§ Supplied material:
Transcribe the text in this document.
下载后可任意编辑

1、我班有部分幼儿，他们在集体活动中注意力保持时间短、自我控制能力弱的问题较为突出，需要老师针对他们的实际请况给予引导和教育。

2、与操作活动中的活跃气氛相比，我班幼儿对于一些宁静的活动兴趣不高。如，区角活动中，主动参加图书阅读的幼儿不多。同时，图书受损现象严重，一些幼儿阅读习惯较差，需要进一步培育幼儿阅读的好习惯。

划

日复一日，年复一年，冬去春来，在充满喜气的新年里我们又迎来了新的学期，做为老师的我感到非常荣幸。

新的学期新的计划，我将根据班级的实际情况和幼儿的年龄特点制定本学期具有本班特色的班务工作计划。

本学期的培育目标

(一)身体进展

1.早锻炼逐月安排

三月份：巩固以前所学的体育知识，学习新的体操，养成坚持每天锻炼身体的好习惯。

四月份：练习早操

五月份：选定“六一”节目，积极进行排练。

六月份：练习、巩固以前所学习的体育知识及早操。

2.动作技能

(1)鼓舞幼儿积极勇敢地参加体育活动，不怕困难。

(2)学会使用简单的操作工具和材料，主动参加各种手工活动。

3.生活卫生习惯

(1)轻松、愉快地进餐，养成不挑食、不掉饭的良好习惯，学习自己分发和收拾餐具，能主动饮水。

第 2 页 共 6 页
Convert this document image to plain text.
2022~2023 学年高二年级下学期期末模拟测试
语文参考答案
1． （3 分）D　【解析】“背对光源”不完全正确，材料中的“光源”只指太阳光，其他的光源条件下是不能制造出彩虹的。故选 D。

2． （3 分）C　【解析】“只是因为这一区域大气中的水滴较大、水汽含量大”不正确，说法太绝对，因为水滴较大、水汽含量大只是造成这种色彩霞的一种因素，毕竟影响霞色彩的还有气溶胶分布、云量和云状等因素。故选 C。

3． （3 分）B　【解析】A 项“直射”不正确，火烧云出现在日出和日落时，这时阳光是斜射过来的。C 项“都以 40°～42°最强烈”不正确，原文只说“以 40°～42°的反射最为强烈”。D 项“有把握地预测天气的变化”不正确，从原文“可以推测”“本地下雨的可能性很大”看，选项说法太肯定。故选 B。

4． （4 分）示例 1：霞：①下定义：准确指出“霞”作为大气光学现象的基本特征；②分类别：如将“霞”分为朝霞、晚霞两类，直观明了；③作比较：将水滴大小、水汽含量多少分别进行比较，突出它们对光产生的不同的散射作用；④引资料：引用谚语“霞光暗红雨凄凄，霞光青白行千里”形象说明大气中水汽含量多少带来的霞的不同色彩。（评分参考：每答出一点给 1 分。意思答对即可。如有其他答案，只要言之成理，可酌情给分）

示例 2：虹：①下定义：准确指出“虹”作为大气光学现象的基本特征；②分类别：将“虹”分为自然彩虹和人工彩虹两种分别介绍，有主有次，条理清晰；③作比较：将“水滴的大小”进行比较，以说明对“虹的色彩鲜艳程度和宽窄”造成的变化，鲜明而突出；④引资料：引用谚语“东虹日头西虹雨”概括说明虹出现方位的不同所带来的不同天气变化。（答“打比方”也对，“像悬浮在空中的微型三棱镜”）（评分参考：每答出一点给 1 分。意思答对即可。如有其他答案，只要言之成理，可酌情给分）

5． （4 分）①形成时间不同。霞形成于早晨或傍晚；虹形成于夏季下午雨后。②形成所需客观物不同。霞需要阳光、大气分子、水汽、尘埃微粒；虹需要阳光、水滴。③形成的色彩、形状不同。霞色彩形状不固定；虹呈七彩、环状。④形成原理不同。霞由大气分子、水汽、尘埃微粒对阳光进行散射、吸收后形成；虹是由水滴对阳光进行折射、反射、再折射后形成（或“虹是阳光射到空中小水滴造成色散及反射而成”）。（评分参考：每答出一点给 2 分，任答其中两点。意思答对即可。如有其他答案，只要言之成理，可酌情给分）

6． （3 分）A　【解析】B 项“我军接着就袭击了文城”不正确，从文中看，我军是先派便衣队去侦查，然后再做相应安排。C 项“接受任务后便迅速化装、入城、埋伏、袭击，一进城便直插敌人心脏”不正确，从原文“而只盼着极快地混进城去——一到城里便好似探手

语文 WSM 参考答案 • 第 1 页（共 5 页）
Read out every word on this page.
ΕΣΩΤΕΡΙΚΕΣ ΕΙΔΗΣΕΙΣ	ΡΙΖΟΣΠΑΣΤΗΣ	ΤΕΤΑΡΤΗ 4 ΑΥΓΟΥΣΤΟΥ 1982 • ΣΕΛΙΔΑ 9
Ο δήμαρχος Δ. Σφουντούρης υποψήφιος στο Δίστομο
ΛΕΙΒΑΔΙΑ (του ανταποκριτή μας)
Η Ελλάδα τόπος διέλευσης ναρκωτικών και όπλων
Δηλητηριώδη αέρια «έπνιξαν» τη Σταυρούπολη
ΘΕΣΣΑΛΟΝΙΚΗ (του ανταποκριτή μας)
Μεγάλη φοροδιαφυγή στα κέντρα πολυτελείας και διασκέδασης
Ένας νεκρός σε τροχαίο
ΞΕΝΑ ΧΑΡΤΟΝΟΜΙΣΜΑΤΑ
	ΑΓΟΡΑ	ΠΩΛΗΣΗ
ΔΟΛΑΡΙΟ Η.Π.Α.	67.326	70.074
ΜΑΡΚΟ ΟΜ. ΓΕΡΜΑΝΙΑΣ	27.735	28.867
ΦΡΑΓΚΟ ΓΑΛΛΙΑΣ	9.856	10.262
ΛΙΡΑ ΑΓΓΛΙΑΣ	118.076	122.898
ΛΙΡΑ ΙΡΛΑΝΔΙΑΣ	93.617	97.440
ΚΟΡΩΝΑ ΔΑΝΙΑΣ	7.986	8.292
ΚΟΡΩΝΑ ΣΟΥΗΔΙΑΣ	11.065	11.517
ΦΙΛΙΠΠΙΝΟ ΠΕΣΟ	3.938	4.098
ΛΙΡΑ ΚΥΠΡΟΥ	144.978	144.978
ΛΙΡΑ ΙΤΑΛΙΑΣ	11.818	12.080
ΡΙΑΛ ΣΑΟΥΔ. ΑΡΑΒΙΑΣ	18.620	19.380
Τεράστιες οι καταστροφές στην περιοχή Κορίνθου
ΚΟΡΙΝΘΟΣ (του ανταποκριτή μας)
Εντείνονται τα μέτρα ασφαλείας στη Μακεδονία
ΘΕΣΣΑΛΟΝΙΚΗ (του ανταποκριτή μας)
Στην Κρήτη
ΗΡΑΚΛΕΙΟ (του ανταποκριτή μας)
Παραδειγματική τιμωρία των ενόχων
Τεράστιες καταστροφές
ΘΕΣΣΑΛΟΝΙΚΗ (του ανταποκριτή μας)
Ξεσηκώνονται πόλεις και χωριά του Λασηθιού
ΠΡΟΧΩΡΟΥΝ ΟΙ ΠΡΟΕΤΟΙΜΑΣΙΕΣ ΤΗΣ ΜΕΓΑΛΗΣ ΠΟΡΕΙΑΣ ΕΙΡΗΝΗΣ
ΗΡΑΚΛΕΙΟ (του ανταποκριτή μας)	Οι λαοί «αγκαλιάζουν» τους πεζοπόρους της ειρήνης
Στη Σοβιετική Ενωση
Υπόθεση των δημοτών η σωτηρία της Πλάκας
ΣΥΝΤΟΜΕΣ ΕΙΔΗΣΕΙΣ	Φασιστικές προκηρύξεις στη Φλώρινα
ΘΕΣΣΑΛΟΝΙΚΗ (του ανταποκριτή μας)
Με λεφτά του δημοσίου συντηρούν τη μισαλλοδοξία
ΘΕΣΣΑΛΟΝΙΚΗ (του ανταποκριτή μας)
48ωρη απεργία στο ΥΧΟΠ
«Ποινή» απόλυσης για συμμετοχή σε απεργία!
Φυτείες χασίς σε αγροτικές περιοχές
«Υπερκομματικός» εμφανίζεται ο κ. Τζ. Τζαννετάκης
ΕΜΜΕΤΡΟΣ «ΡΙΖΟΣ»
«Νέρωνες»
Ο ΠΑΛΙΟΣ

§ Task description:
For this exercise, gather every line of the data that contains the word "如有其他答案".

§ Solution to the problem:
4． （4 分）示例 1：霞：①下定义：准确指出“霞”作为大气光学现象的基本特征；②分类别：如将“霞”分为朝霞、晚霞两类，直观明了；③作比较：将水滴大小、水汽含量多少分别进行比较，突出它们对光产生的不同的散射作用；④引资料：引用谚语“霞光暗红雨凄凄，霞光青白行千里”形象说明大气中水汽含量多少带来的霞的不同色彩。（评分参考：每答出一点给 1 分。意思答对即可。如有其他答案，只要言之成理，可酌情给分）
示例 2：虹：①下定义：准确指出“虹”作为大气光学现象的基本特征；②分类别：将“虹”分为自然彩虹和人工彩虹两种分别介绍，有主有次，条理清晰；③作比较：将“水滴的大小”进行比较，以说明对“虹的色彩鲜艳程度和宽窄”造成的变化，鲜明而突出；④引资料：引用谚语“东虹日头西虹雨”概括说明虹出现方位的不同所带来的不同天气变化。（答“打比方”也对，“像悬浮在空中的微型三棱镜”）（评分参考：每答出一点给 1 分。意思答对即可。如有其他答案，只要言之成理，可酌情给分）
5． （4 分）①形成时间不同。霞形成于早晨或傍晚；虹形成于夏季下午雨后。②形成所需客观物不同。霞需要阳光、大气分子、水汽、尘埃微粒；虹需要阳光、水滴。③形成的色彩、形状不同。霞色彩形状不固定；虹呈七彩、环状。④形成原理不同。霞由大气分子、水汽、尘埃微粒对阳光进行散射、吸收后形成；虹是由水滴对阳光进行折射、反射、再折射后形成（或“虹是阳光射到空中小水滴造成色散及反射而成”）。（评分参考：每答出一点给 2 分，任答其中两点。意思答对即可。如有其他答案，只要言之成理，可酌情给分）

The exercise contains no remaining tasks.